▶ [What you should do]:
Search the listing below for the word "CAGR" and copy each line that holds it.
-- Records shown start --
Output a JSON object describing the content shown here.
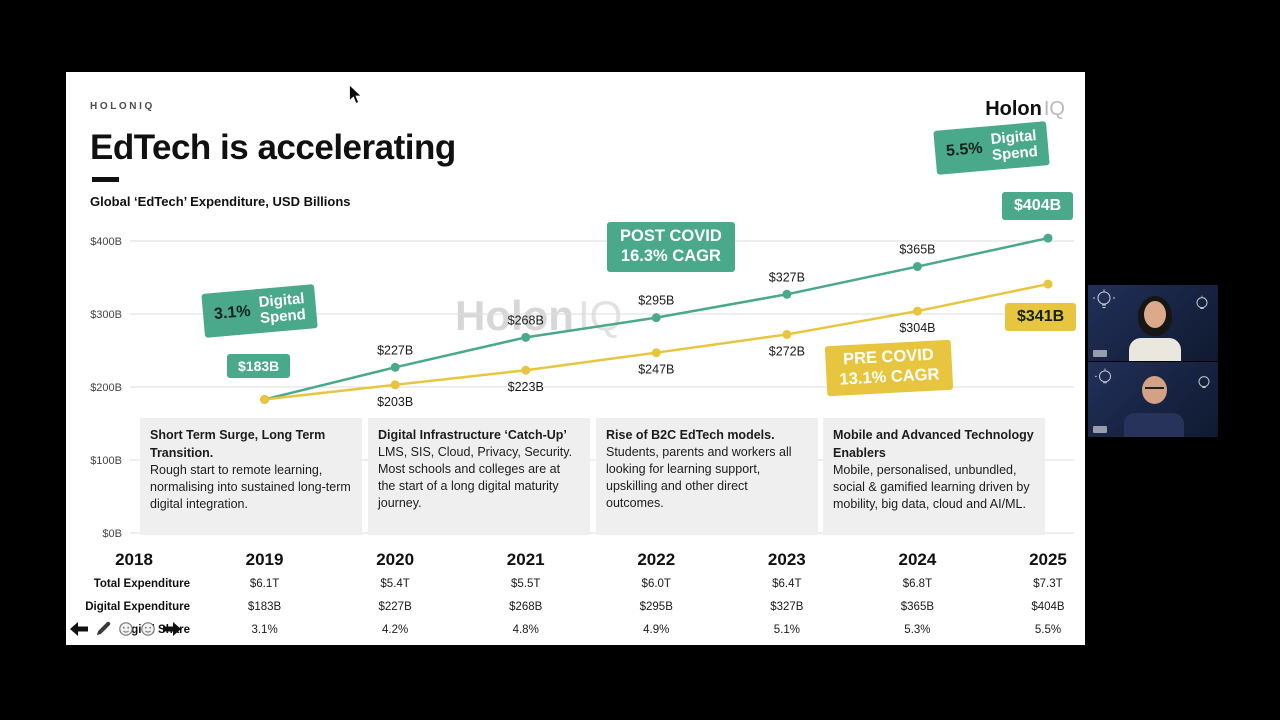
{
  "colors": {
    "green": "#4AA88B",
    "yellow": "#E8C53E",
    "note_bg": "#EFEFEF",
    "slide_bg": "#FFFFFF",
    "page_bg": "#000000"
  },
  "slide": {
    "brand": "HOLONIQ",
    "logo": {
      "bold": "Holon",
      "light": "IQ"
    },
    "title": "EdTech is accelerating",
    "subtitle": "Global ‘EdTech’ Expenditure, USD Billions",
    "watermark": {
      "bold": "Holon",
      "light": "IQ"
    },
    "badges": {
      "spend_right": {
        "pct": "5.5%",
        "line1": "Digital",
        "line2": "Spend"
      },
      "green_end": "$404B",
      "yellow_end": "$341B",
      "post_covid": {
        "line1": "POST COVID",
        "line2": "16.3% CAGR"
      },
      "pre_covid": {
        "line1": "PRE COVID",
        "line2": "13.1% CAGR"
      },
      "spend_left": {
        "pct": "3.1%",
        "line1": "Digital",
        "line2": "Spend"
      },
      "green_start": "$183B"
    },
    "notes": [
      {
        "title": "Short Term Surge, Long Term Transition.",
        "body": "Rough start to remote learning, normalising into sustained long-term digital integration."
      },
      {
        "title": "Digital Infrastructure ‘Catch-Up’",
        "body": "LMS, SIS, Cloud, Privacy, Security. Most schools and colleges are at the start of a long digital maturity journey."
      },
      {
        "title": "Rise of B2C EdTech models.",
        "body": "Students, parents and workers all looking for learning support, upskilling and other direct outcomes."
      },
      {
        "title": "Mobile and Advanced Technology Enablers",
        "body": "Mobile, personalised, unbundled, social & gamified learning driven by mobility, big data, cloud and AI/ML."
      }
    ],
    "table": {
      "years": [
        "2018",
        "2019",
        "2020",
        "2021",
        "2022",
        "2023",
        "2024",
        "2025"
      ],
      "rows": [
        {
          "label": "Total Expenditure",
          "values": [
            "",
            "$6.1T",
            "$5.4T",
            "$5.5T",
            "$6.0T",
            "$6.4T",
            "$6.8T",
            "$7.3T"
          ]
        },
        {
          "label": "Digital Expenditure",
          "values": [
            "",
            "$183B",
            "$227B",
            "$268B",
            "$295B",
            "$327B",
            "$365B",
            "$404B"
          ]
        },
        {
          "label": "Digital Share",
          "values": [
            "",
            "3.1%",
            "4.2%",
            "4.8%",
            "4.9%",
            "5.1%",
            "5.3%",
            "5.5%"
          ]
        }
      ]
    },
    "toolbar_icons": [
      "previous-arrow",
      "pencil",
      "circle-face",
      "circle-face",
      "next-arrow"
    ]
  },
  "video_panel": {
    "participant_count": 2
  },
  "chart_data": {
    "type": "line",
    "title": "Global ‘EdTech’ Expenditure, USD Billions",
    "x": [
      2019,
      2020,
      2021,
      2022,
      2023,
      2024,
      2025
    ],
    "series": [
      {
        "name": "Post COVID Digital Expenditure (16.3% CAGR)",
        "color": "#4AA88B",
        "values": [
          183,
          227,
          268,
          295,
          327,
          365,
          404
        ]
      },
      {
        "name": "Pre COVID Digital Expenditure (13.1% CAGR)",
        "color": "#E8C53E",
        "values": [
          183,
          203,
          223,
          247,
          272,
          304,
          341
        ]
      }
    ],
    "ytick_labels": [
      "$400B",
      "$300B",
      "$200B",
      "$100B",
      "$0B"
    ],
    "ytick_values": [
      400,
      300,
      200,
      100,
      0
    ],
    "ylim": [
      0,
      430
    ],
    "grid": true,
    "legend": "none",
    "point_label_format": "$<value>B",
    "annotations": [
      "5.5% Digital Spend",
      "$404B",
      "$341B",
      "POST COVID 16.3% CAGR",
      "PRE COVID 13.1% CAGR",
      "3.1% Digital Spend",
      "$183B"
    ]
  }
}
-- Records shown end --
-- Records shown start --
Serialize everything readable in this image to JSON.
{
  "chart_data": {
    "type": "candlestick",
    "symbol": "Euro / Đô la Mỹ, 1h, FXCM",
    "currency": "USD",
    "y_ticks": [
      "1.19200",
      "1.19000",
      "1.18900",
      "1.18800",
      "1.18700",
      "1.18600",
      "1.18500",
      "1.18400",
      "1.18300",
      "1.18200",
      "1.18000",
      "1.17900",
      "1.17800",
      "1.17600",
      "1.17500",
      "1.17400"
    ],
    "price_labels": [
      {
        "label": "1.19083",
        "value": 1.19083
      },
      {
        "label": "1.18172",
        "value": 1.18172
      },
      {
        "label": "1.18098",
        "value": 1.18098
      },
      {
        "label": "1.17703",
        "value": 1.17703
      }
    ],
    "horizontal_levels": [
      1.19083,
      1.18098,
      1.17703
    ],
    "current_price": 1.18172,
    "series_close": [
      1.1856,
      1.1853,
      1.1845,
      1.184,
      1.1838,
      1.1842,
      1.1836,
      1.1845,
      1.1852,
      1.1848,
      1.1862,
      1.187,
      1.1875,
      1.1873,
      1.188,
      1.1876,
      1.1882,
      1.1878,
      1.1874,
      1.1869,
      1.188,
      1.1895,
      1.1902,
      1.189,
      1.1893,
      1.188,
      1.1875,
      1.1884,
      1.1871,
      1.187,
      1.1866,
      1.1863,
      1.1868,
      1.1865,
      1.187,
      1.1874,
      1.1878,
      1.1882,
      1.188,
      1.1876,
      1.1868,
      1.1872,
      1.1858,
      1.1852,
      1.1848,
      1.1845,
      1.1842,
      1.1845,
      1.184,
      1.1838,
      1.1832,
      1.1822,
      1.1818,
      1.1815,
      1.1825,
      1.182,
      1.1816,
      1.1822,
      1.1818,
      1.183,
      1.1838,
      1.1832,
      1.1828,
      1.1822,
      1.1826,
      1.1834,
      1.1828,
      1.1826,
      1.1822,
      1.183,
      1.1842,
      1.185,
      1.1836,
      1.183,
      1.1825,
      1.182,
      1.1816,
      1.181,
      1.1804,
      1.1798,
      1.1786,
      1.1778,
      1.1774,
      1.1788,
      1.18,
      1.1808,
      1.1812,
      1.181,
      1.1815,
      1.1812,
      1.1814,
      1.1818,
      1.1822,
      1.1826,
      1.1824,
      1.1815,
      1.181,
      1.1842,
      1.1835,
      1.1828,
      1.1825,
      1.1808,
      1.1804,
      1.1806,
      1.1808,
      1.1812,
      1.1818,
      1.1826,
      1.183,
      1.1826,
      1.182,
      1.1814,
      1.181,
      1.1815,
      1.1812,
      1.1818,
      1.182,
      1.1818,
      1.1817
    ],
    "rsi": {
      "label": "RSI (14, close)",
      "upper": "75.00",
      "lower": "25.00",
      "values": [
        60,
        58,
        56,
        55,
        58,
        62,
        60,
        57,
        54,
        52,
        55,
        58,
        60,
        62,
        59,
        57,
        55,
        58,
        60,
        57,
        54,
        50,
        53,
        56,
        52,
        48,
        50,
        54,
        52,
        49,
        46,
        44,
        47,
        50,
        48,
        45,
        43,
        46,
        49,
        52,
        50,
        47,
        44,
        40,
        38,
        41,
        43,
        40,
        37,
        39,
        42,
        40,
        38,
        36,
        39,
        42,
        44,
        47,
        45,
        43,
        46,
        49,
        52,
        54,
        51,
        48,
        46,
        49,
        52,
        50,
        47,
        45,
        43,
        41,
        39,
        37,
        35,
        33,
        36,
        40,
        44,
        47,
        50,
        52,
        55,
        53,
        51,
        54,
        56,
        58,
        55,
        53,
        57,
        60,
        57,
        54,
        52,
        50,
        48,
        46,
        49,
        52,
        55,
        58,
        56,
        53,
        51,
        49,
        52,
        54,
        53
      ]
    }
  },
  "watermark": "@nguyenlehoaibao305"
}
-- Records shown end --
▶ [Completed exercise]:
        "line2": "16.3% CAGR"
        "line2": "13.1% CAGR"
        "name": "Post COVID Digital Expenditure (16.3% CAGR)",
        "name": "Pre COVID Digital Expenditure (13.1% CAGR)",
      "POST COVID 16.3% CAGR",
      "PRE COVID 13.1% CAGR",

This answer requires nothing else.